### [Exercise prompt]
Determine which lines of the records include the word "Criando", and copy them.

### [Input material]

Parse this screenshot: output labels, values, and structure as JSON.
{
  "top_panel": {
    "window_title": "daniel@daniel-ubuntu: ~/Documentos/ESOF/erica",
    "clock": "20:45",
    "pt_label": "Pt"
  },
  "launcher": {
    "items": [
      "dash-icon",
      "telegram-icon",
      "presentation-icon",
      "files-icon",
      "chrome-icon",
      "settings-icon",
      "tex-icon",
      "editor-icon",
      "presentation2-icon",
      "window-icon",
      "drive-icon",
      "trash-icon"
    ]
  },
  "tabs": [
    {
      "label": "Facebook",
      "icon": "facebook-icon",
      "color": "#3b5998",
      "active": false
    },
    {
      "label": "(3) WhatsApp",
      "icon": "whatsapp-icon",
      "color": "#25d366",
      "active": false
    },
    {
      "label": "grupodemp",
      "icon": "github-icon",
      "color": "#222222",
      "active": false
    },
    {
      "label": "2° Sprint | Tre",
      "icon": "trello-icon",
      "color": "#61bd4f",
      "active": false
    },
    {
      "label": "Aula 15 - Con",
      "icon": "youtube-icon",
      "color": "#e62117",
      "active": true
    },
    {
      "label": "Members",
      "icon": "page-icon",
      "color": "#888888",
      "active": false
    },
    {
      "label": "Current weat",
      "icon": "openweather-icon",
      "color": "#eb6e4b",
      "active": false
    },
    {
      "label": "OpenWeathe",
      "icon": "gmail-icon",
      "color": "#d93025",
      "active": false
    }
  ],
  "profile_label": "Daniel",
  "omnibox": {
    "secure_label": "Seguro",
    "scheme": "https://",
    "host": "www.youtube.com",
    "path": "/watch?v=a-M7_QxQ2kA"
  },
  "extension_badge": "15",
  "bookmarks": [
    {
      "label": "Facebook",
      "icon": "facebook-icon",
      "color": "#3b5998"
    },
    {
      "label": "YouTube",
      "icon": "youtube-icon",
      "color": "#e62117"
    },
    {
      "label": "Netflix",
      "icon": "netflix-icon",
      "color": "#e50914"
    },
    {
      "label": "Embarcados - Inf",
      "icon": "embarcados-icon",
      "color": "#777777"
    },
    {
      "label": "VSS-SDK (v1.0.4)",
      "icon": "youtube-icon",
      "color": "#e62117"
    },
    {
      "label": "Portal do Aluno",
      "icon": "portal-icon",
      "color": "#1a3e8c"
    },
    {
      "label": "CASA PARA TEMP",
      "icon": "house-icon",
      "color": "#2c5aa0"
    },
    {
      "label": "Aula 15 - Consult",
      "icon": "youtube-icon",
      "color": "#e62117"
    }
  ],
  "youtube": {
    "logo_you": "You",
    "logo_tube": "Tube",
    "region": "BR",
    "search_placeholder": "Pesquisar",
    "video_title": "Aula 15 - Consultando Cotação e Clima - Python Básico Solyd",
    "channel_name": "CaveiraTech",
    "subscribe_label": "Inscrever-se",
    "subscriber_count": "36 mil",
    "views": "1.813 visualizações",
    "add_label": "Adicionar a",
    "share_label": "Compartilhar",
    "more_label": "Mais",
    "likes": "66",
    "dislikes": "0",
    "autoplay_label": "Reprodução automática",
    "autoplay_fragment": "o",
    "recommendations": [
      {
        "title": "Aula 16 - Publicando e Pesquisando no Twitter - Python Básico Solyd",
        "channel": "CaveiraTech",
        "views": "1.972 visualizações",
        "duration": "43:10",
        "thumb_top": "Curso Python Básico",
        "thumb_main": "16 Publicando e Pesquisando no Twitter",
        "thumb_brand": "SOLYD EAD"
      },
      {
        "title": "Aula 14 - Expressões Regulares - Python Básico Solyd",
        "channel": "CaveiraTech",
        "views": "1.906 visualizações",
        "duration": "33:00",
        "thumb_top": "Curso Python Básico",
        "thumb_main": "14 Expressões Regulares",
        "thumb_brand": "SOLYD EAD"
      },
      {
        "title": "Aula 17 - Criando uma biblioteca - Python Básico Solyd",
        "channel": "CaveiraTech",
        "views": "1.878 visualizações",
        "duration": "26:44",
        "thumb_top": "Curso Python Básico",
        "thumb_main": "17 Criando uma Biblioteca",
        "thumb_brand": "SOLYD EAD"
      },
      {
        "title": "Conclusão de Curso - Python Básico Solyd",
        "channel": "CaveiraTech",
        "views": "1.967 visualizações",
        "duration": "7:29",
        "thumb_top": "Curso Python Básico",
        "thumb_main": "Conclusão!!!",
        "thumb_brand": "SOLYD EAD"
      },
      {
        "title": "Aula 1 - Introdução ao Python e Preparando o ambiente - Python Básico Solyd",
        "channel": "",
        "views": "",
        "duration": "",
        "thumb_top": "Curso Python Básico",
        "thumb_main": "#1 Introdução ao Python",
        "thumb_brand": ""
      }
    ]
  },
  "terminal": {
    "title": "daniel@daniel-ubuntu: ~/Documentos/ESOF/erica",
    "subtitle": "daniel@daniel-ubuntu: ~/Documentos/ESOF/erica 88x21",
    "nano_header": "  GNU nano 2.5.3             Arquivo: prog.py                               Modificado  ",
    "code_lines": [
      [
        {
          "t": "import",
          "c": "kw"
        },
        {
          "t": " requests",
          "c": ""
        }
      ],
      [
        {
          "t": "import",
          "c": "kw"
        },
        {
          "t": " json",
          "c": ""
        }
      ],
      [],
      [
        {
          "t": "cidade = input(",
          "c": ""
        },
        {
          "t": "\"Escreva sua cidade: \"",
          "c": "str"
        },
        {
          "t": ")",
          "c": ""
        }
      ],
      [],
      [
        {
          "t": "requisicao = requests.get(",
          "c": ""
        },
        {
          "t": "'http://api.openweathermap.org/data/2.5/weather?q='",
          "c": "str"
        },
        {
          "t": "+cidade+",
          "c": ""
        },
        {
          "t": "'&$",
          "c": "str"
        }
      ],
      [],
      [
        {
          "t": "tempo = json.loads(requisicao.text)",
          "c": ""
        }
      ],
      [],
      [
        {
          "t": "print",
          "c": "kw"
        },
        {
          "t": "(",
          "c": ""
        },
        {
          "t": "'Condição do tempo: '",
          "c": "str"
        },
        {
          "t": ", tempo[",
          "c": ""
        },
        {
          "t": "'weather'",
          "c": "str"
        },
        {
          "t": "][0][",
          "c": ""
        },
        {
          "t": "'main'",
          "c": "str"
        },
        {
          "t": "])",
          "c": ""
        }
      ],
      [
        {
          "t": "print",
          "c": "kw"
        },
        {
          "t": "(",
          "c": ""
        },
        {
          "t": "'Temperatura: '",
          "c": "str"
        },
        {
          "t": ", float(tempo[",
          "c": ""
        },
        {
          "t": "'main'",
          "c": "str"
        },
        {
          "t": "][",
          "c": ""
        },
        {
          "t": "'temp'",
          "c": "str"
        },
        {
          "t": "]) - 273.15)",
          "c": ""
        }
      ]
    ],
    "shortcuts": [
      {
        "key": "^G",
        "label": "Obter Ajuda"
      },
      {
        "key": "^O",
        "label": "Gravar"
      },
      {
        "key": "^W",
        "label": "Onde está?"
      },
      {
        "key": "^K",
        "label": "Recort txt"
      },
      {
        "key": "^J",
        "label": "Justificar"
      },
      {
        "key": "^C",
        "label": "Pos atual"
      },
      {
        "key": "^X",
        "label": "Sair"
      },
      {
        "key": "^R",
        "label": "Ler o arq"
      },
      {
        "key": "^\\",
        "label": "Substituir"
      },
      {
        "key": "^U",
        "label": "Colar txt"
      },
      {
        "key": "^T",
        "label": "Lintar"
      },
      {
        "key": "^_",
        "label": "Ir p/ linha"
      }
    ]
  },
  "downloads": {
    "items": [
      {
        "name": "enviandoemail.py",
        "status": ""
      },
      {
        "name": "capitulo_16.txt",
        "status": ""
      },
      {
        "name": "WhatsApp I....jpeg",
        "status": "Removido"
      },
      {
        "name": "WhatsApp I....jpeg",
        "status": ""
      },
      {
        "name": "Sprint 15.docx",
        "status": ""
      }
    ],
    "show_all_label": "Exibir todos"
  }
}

### [Result]
        "title": "Aula 17 - Criando uma biblioteca - Python Básico Solyd",
        "thumb_main": "17 Criando uma Biblioteca",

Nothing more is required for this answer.